**BRIEF:**
Can you set down every row below, character for character, without changing anything?

**RECORD LIST:**

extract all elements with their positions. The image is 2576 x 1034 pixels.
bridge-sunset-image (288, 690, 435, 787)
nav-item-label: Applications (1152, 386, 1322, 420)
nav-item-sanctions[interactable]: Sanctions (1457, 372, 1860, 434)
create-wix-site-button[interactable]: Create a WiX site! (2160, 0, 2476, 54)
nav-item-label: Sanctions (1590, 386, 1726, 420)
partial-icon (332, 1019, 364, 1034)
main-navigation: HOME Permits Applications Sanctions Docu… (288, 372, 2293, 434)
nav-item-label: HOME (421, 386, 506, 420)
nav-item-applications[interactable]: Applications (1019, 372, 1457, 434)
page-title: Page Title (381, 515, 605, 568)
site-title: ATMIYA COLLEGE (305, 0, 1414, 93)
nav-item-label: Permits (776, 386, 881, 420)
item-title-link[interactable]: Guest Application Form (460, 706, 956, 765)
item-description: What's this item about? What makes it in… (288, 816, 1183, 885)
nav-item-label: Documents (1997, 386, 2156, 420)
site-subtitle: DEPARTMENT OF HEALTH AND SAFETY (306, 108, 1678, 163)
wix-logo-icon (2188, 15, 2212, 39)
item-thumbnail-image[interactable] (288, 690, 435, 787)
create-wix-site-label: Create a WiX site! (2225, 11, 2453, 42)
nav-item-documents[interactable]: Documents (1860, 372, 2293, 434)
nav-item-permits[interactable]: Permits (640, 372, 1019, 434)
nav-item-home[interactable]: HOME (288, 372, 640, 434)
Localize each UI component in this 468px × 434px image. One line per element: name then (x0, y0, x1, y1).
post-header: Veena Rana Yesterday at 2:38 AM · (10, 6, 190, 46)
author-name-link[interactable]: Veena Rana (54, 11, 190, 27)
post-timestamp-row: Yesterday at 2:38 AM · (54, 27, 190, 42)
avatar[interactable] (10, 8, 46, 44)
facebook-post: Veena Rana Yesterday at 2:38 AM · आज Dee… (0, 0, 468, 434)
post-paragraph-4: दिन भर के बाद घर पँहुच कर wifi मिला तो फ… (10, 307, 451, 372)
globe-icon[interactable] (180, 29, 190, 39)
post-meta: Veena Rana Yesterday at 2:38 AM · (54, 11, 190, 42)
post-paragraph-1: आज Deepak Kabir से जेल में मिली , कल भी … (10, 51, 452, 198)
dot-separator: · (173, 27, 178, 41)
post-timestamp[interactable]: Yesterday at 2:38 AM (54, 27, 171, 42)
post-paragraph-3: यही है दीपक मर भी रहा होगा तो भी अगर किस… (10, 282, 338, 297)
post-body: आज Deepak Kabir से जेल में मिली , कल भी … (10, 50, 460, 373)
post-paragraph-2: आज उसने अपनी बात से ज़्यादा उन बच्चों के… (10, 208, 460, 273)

**EXERCISE RESPONSE:**
extract all elements with their positions. The image is 2576 x 1034 pixels.
bridge-sunset-image (288, 690, 435, 787)
nav-item-label: Applications (1152, 386, 1322, 420)
nav-item-sanctions[interactable]: Sanctions (1457, 372, 1860, 434)
create-wix-site-button[interactable]: Create a WiX site! (2160, 0, 2476, 54)
nav-item-label: Sanctions (1590, 386, 1726, 420)
partial-icon (332, 1019, 364, 1034)
main-navigation: HOME Permits Applications Sanctions Docu… (288, 372, 2293, 434)
nav-item-label: HOME (421, 386, 506, 420)
nav-item-applications[interactable]: Applications (1019, 372, 1457, 434)
page-title: Page Title (381, 515, 605, 568)
site-title: ATMIYA COLLEGE (305, 0, 1414, 93)
nav-item-label: Permits (776, 386, 881, 420)
item-title-link[interactable]: Guest Application Form (460, 706, 956, 765)
item-description: What's this item about? What makes it in… (288, 816, 1183, 885)
nav-item-label: Documents (1997, 386, 2156, 420)
site-subtitle: DEPARTMENT OF HEALTH AND SAFETY (306, 108, 1678, 163)
wix-logo-icon (2188, 15, 2212, 39)
item-thumbnail-image[interactable] (288, 690, 435, 787)
create-wix-site-label: Create a WiX site! (2225, 11, 2453, 42)
nav-item-documents[interactable]: Documents (1860, 372, 2293, 434)
nav-item-permits[interactable]: Permits (640, 372, 1019, 434)
nav-item-home[interactable]: HOME (288, 372, 640, 434)
Localize each UI component in this 468px × 434px image. One line per element: name then (x0, y0, x1, y1).
post-header: Veena Rana Yesterday at 2:38 AM · (10, 6, 190, 46)
author-name-link[interactable]: Veena Rana (54, 11, 190, 27)
post-timestamp-row: Yesterday at 2:38 AM · (54, 27, 190, 42)
avatar[interactable] (10, 8, 46, 44)
facebook-post: Veena Rana Yesterday at 2:38 AM · आज Dee… (0, 0, 468, 434)
post-paragraph-4: दिन भर के बाद घर पँहुच कर wifi मिला तो फ… (10, 307, 451, 372)
globe-icon[interactable] (180, 29, 190, 39)
post-meta: Veena Rana Yesterday at 2:38 AM · (54, 11, 190, 42)
post-paragraph-1: आज Deepak Kabir से जेल में मिली , कल भी … (10, 51, 452, 198)
dot-separator: · (173, 27, 178, 41)
post-timestamp[interactable]: Yesterday at 2:38 AM (54, 27, 171, 42)
post-paragraph-3: यही है दीपक मर भी रहा होगा तो भी अगर किस… (10, 282, 338, 297)
post-body: आज Deepak Kabir से जेल में मिली , कल भी … (10, 50, 460, 373)
post-paragraph-2: आज उसने अपनी बात से ज़्यादा उन बच्चों के… (10, 208, 460, 273)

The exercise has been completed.